◆ **WHAT TO PRODUCE**:
Which lines contain the string "Iron"? Please list every one of them.

(Dataset entries)
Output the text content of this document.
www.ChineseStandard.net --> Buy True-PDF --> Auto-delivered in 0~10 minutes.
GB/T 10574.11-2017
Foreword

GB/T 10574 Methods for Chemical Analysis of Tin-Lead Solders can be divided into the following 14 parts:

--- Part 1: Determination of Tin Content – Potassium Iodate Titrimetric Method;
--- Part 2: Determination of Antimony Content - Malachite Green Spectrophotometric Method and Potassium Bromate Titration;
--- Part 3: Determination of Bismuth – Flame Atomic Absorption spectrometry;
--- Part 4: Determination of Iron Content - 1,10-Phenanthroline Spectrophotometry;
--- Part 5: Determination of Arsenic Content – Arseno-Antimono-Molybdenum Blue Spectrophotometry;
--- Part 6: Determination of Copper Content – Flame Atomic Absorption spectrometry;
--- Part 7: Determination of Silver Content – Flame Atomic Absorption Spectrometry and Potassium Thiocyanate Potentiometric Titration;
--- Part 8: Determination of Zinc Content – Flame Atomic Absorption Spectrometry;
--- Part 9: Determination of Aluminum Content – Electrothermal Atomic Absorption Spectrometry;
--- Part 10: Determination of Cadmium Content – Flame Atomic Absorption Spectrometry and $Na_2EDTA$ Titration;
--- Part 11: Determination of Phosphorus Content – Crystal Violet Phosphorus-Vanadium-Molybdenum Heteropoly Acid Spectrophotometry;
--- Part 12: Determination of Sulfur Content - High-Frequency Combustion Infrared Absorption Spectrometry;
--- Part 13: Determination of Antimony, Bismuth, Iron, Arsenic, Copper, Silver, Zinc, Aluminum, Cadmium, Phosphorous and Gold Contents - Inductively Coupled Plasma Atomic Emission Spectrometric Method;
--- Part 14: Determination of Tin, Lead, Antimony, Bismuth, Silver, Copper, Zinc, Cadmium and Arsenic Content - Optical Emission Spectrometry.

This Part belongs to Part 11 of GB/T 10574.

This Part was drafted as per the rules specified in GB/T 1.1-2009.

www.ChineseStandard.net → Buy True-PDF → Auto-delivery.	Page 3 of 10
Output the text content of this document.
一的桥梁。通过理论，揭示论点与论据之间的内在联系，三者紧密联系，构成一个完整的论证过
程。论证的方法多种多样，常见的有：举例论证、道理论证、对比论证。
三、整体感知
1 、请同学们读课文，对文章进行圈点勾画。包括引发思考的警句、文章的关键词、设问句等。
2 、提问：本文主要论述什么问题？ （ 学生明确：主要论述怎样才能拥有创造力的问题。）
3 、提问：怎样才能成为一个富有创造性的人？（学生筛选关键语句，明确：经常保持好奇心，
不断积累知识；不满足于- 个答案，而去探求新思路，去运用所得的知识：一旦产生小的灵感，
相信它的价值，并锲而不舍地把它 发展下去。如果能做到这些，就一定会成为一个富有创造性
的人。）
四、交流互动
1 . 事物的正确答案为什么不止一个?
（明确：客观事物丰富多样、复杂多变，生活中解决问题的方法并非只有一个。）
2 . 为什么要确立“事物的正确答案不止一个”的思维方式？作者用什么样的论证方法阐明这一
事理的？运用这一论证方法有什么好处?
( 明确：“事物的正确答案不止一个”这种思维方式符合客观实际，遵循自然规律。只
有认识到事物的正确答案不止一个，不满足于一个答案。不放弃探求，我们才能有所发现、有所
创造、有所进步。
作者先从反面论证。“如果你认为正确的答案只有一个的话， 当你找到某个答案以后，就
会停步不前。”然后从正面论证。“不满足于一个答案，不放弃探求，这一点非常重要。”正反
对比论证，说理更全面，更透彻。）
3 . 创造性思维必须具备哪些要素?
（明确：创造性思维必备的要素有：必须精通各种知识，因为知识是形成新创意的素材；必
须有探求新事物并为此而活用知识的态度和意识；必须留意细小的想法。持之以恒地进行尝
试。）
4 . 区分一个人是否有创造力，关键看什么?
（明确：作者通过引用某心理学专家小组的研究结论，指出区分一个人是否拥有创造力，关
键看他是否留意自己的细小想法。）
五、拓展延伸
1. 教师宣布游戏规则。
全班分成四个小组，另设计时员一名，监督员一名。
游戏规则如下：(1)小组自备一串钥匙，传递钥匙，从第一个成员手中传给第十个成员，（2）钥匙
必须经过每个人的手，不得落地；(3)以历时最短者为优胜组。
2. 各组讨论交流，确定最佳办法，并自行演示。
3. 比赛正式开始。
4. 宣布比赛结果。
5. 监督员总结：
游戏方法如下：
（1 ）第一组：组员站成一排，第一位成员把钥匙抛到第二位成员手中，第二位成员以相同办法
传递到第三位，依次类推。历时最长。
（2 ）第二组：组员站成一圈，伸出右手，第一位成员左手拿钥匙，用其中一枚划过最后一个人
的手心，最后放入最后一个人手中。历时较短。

◆ **THE COMPLETED TASK**:
--- Part 4: Determination of Iron Content - 1,10-Phenanthroline Spectrophotometry;
--- Part 13: Determination of Antimony, Bismuth, Iron, Arsenic, Copper, Silver, Zinc, Aluminum, Cadmium, Phosphorous and Gold Contents - Inductively Coupled Plasma Atomic Emission Spectrometric Method;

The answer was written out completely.